** START Recorded information **

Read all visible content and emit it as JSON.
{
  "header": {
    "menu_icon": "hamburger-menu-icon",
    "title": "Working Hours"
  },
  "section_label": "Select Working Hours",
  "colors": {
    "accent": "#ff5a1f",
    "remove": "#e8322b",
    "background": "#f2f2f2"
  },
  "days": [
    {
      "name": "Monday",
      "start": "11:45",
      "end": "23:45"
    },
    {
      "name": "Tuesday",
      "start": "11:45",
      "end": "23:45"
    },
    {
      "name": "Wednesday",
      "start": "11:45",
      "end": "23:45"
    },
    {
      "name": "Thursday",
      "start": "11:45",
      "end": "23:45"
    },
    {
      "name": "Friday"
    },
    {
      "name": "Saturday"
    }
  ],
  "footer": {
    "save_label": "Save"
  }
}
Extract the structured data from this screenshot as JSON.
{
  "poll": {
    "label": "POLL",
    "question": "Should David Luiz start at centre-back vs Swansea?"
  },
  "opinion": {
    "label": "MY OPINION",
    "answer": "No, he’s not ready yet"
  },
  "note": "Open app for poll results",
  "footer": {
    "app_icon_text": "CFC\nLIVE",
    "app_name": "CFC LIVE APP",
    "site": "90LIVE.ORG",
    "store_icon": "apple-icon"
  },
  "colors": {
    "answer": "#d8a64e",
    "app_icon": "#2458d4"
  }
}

** END Recorded information **
** START Recorded information **

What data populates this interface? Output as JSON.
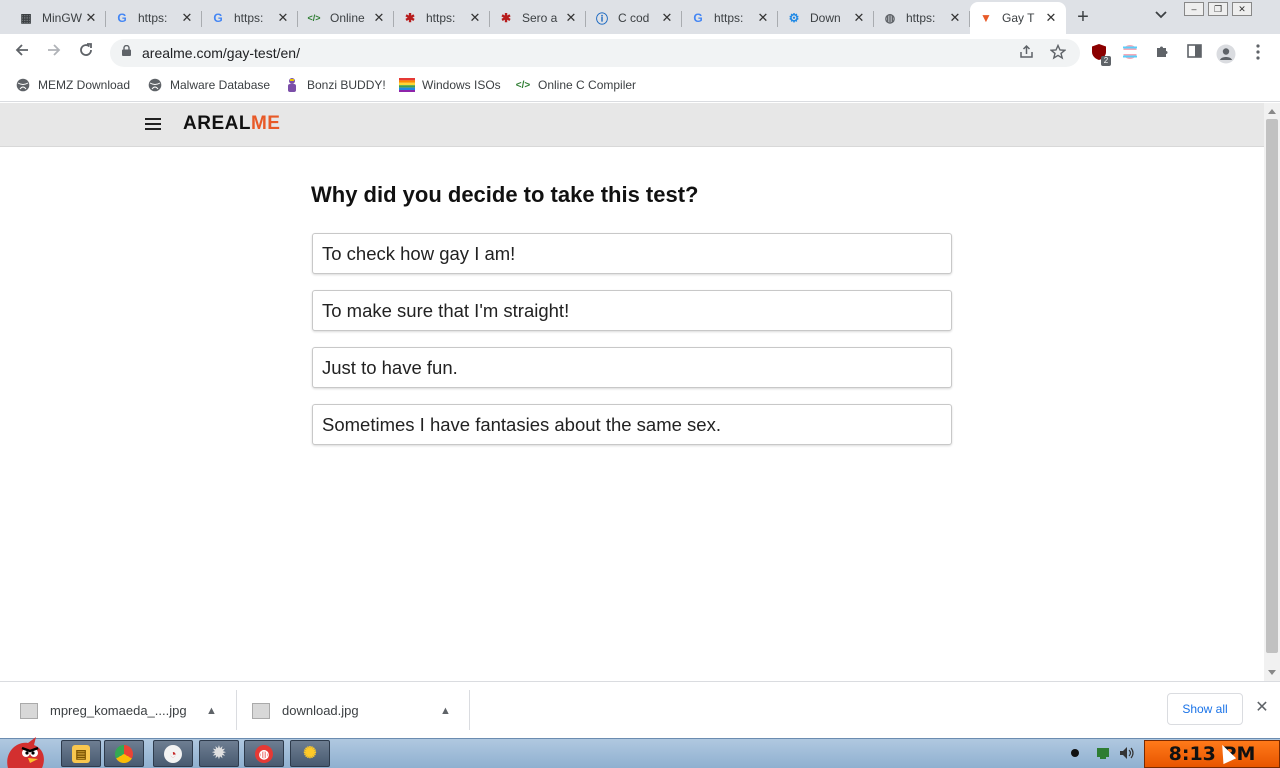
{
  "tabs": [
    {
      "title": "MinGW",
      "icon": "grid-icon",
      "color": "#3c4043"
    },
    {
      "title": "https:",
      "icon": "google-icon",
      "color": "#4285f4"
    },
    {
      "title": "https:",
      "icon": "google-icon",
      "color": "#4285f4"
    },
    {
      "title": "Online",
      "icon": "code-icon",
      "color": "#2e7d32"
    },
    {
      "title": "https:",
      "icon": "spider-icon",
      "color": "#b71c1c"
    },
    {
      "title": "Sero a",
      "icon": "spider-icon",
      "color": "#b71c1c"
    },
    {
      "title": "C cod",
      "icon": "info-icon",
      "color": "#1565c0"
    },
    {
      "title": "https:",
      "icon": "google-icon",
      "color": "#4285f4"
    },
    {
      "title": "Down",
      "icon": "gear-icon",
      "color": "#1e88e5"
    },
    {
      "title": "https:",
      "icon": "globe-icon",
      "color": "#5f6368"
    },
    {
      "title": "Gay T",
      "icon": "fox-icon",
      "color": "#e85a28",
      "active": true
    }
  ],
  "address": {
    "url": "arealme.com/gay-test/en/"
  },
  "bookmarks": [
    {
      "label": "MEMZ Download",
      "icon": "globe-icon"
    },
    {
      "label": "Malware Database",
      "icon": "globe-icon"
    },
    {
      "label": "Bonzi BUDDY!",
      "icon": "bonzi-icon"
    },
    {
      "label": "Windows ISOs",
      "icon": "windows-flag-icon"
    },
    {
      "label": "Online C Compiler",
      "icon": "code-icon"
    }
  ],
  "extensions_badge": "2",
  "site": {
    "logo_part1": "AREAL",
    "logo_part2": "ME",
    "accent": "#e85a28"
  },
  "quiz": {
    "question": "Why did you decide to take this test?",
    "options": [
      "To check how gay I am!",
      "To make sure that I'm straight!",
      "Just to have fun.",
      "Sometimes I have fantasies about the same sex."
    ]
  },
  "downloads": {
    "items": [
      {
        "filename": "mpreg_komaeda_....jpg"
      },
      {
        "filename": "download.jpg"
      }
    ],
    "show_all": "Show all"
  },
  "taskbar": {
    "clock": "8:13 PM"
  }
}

** END Recorded information **

# [What is asked]
Give only the number of lines in the entries that contain "Working".

# [Reply to the exercise]
2